Begin Records for this task
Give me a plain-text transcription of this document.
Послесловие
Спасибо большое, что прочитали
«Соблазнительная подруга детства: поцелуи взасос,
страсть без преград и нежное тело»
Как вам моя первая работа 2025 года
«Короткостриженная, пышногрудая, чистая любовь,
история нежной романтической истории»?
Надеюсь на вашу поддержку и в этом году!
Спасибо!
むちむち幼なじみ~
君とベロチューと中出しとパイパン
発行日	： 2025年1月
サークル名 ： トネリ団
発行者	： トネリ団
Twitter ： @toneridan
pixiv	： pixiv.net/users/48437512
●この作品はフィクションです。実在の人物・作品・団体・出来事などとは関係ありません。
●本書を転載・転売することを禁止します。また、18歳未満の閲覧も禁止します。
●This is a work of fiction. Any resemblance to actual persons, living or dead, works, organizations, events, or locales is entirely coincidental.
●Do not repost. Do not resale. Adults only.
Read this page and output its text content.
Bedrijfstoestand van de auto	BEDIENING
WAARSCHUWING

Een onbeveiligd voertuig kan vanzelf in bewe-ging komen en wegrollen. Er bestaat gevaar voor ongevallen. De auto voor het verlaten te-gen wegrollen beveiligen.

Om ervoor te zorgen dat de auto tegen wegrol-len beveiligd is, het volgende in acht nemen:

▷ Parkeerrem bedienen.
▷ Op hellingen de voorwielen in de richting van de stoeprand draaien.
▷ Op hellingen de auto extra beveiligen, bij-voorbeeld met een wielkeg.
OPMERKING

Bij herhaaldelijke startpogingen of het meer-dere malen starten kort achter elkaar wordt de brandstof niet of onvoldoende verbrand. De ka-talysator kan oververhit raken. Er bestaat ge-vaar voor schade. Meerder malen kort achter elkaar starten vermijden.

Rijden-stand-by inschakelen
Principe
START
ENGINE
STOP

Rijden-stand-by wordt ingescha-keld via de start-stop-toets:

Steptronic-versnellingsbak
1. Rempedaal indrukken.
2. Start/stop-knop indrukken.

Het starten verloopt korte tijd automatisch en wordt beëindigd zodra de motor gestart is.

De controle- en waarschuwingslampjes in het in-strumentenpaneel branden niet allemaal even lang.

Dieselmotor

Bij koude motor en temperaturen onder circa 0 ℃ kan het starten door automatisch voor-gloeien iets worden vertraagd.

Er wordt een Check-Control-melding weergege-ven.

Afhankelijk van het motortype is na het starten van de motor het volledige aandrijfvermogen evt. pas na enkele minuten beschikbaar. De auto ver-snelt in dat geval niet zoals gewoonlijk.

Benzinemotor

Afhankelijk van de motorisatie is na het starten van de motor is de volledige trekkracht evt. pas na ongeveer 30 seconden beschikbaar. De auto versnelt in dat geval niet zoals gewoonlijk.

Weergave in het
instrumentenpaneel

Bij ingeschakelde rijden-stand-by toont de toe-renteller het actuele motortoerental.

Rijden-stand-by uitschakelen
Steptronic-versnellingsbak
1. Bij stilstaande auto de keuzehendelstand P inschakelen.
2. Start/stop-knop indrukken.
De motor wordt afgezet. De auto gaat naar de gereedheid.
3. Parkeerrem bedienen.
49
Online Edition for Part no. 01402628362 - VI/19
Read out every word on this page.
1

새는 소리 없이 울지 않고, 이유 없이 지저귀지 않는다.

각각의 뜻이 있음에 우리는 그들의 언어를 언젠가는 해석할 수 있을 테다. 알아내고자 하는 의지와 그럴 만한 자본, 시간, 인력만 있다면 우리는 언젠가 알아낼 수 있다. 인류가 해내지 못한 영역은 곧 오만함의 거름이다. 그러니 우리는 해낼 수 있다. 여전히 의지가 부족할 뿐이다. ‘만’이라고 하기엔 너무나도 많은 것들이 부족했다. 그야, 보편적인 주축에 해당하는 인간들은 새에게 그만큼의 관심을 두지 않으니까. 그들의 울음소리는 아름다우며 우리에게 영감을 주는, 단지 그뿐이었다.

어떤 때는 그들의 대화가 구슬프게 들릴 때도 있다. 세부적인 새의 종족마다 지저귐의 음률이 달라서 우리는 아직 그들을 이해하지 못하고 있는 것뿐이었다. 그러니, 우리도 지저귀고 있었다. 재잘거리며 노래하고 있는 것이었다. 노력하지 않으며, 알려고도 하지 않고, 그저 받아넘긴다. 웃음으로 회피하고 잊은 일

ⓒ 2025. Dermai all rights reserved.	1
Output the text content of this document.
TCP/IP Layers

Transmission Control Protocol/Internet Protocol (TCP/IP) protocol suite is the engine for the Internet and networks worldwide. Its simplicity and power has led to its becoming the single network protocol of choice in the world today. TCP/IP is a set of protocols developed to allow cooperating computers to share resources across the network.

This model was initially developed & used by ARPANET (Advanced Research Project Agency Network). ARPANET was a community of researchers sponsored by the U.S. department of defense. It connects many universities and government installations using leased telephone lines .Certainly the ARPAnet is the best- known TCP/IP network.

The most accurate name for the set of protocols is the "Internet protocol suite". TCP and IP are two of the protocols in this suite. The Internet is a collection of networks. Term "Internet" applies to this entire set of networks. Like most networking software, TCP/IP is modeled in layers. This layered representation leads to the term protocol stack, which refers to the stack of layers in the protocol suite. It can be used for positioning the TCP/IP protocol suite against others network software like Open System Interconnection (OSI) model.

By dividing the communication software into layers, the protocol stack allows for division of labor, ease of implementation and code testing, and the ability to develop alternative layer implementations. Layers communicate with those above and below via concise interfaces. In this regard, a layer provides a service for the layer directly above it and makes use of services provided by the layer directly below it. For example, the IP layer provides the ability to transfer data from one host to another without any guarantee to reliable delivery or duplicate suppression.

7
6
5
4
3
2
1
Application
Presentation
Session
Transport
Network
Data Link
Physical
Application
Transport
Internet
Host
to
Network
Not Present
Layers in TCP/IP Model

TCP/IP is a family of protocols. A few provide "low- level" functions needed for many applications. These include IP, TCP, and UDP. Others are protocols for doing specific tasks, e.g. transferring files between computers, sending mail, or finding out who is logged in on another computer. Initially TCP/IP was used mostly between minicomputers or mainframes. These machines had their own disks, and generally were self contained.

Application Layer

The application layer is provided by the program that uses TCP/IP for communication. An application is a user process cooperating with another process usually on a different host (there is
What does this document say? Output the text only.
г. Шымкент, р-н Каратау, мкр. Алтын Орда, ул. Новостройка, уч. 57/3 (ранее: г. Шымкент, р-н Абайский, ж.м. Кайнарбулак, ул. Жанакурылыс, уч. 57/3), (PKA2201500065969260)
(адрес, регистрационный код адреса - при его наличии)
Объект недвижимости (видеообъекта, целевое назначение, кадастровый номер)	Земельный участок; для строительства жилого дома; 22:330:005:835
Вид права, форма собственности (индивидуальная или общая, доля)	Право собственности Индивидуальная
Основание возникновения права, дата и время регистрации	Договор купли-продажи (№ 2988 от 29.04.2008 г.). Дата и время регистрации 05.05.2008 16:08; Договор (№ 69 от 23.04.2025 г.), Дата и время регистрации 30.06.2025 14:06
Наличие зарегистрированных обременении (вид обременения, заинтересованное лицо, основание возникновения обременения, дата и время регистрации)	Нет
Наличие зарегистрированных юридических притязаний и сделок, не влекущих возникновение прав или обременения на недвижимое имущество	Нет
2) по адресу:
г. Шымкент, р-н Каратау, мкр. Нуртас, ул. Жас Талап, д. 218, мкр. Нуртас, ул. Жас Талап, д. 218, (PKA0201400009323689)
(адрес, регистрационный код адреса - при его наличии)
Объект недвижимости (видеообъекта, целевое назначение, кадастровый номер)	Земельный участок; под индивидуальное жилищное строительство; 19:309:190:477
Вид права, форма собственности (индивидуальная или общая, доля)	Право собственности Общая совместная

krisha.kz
End Records for this task
Short problem
Within the listing above, find every line containing the string "обременения" and return it.

Task result
Наличие зарегистрированных обременении (вид обременения, заинтересованное лицо, основание возникновения обременения, дата и время регистрации)	Нет
Наличие зарегистрированных юридических притязаний и сделок, не влекущих возникновение прав или обременения на недвижимое имущество	Нет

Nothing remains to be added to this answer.